**GIVEN PROBLEM:** Transcribe the listing that follows in full, omitting pictures.
+ + + +
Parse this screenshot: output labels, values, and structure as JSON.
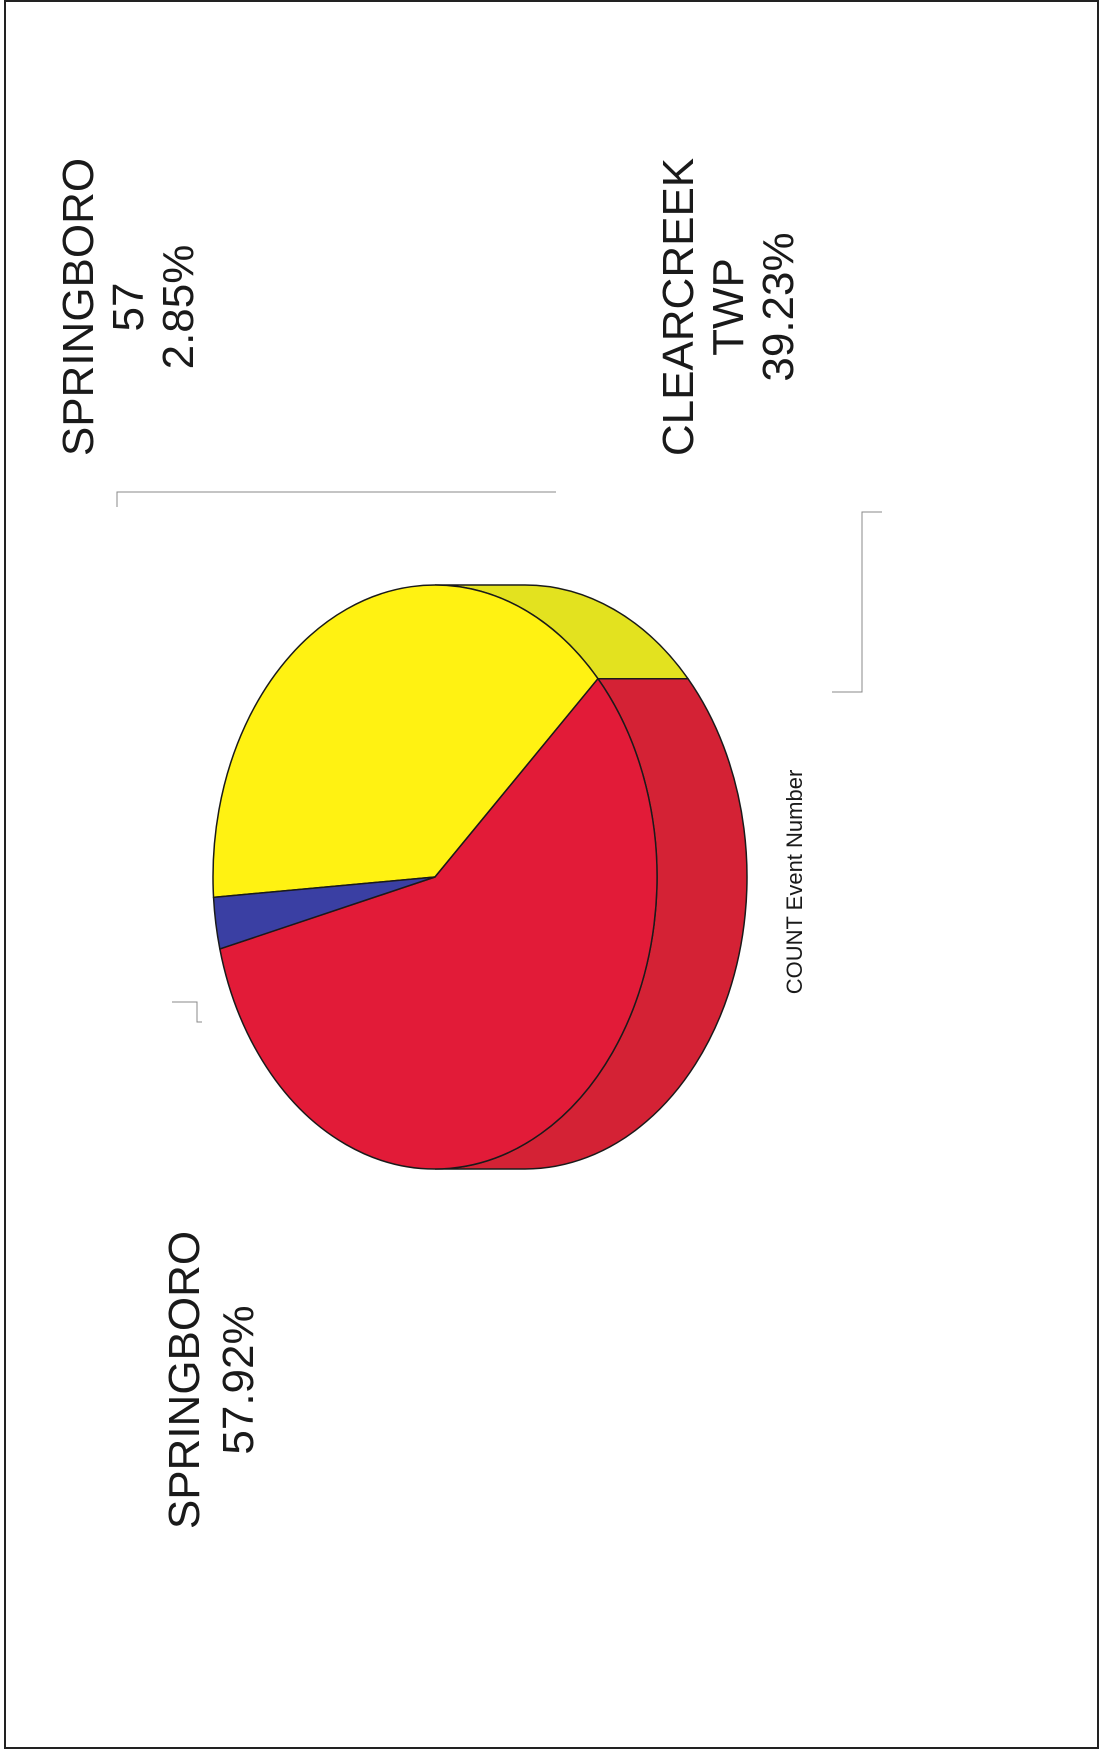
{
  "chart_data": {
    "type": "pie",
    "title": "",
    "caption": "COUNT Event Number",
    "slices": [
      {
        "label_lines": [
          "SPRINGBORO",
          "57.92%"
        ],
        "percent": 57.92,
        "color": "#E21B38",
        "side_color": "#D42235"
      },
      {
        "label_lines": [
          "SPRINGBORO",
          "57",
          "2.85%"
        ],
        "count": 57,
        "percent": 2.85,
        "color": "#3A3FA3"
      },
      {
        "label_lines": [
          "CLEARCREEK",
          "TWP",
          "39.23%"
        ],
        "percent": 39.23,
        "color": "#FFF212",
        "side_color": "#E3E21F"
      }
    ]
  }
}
+ + + +
**ANSWER FOR THIS EXERCISE:**
Parse this screenshot: output labels, values, and structure as JSON.
{
  "chart_data": {
    "type": "pie",
    "title": "",
    "caption": "COUNT Event Number",
    "slices": [
      {
        "label_lines": [
          "SPRINGBORO",
          "57.92%"
        ],
        "percent": 57.92,
        "color": "#E21B38",
        "side_color": "#D42235"
      },
      {
        "label_lines": [
          "SPRINGBORO",
          "57",
          "2.85%"
        ],
        "count": 57,
        "percent": 2.85,
        "color": "#3A3FA3"
      },
      {
        "label_lines": [
          "CLEARCREEK",
          "TWP",
          "39.23%"
        ],
        "percent": 39.23,
        "color": "#FFF212",
        "side_color": "#E3E21F"
      }
    ]
  }
}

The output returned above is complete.